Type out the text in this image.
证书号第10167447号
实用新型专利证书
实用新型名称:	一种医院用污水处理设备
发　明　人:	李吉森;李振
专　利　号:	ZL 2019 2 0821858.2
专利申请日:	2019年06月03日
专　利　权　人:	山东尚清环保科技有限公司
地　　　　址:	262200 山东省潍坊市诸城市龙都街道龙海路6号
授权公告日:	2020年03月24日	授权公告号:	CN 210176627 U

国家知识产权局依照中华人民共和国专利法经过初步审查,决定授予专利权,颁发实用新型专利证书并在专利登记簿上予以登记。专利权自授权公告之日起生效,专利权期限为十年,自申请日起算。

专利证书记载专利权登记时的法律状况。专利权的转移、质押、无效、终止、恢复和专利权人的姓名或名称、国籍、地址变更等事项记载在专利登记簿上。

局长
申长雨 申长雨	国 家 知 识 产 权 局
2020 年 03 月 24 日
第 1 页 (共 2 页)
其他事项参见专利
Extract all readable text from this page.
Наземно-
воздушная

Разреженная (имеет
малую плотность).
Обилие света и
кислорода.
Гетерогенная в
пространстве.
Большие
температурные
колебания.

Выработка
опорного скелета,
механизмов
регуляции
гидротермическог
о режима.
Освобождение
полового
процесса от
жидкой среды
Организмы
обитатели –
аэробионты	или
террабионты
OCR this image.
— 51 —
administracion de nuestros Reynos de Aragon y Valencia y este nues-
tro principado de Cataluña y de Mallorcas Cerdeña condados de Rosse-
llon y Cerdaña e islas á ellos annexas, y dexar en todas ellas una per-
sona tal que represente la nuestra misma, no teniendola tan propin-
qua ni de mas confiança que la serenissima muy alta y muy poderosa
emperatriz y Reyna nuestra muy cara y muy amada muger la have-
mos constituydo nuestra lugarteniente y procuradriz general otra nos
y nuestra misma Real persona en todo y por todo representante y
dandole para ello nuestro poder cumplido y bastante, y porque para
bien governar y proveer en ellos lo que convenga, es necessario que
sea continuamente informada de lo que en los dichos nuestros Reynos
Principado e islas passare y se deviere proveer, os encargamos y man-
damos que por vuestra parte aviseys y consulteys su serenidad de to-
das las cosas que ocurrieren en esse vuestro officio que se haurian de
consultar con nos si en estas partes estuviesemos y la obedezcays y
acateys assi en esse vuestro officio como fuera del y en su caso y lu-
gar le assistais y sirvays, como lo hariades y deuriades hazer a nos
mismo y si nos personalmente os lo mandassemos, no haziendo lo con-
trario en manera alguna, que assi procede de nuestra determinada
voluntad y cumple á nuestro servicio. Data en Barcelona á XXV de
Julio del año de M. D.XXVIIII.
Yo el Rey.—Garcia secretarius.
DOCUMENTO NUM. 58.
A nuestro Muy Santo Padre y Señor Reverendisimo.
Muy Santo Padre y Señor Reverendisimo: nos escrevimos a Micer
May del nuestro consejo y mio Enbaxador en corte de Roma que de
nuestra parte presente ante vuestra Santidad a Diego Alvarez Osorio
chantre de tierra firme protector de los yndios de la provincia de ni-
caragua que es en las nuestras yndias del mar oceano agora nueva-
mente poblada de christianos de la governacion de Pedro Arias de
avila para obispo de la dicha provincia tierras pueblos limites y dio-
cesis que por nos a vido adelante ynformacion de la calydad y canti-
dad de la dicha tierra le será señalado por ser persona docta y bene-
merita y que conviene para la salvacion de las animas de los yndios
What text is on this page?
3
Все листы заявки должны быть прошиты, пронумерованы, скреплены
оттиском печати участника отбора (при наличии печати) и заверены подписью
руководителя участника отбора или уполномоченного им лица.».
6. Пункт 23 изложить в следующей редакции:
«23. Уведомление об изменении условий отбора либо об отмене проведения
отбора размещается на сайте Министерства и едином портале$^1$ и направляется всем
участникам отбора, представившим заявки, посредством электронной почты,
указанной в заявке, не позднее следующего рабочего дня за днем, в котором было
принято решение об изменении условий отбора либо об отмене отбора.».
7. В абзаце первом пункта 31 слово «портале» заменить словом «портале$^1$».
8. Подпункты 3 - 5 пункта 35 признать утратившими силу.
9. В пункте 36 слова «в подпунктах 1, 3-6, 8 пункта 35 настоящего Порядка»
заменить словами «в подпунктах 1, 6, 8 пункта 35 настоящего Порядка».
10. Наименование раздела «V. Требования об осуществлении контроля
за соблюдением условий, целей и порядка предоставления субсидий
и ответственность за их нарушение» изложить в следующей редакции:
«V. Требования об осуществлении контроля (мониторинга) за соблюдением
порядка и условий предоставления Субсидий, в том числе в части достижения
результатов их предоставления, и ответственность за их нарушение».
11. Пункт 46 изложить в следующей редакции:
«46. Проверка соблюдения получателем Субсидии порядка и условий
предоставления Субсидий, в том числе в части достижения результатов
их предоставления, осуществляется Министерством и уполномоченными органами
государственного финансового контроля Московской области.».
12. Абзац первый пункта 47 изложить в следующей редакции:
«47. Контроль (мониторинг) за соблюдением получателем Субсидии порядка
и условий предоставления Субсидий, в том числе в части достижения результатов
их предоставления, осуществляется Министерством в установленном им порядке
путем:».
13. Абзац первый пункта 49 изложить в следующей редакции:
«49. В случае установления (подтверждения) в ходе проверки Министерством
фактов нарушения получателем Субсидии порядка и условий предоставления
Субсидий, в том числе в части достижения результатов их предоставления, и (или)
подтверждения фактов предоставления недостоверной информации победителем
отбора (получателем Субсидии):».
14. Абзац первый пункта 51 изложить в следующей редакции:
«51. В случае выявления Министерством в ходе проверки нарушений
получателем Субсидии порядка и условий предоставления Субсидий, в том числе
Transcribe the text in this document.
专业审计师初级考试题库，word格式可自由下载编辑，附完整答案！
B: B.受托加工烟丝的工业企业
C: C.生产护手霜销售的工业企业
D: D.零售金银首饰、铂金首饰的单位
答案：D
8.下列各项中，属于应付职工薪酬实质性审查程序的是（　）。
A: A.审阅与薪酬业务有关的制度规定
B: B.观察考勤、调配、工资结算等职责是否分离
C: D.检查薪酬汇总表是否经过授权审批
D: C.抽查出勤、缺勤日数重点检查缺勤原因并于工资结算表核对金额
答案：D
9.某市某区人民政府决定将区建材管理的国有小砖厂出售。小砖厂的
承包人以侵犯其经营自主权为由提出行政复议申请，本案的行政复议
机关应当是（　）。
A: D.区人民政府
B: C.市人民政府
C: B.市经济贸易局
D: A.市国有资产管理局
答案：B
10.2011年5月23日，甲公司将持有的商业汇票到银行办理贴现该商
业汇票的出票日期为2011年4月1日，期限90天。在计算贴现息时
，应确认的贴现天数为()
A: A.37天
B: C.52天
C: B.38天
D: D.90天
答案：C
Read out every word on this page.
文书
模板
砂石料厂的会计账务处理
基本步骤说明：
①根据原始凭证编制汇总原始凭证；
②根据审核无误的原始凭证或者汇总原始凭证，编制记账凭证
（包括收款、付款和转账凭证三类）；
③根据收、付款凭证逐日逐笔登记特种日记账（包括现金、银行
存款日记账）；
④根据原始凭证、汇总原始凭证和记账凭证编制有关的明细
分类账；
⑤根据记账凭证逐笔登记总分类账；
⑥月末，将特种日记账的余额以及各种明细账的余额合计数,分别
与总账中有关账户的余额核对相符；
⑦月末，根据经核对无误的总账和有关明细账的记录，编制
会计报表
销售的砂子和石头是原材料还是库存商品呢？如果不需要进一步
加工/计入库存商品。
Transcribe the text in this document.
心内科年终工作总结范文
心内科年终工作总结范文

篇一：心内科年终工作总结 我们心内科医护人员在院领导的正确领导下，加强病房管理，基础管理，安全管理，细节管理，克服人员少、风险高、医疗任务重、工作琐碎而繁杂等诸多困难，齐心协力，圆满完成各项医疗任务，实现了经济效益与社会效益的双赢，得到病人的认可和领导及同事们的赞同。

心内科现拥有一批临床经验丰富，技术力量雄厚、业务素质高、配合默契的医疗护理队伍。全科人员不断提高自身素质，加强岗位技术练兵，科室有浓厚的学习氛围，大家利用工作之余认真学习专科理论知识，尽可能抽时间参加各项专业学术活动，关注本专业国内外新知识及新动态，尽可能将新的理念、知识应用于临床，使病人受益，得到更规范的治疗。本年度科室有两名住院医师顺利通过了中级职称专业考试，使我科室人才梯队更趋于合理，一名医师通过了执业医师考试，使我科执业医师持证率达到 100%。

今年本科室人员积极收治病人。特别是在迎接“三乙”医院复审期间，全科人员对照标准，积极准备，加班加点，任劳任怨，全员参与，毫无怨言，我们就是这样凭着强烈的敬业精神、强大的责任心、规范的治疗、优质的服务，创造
• • • •
* Instruction:
Extract every line of the records above that contains the word "подпунктах".

* Answer to the problem:
9. В пункте 36 слова «в подпунктах 1, 3-6, 8 пункта 35 настоящего Порядка»
заменить словами «в подпунктах 1, 6, 8 пункта 35 настоящего Порядка».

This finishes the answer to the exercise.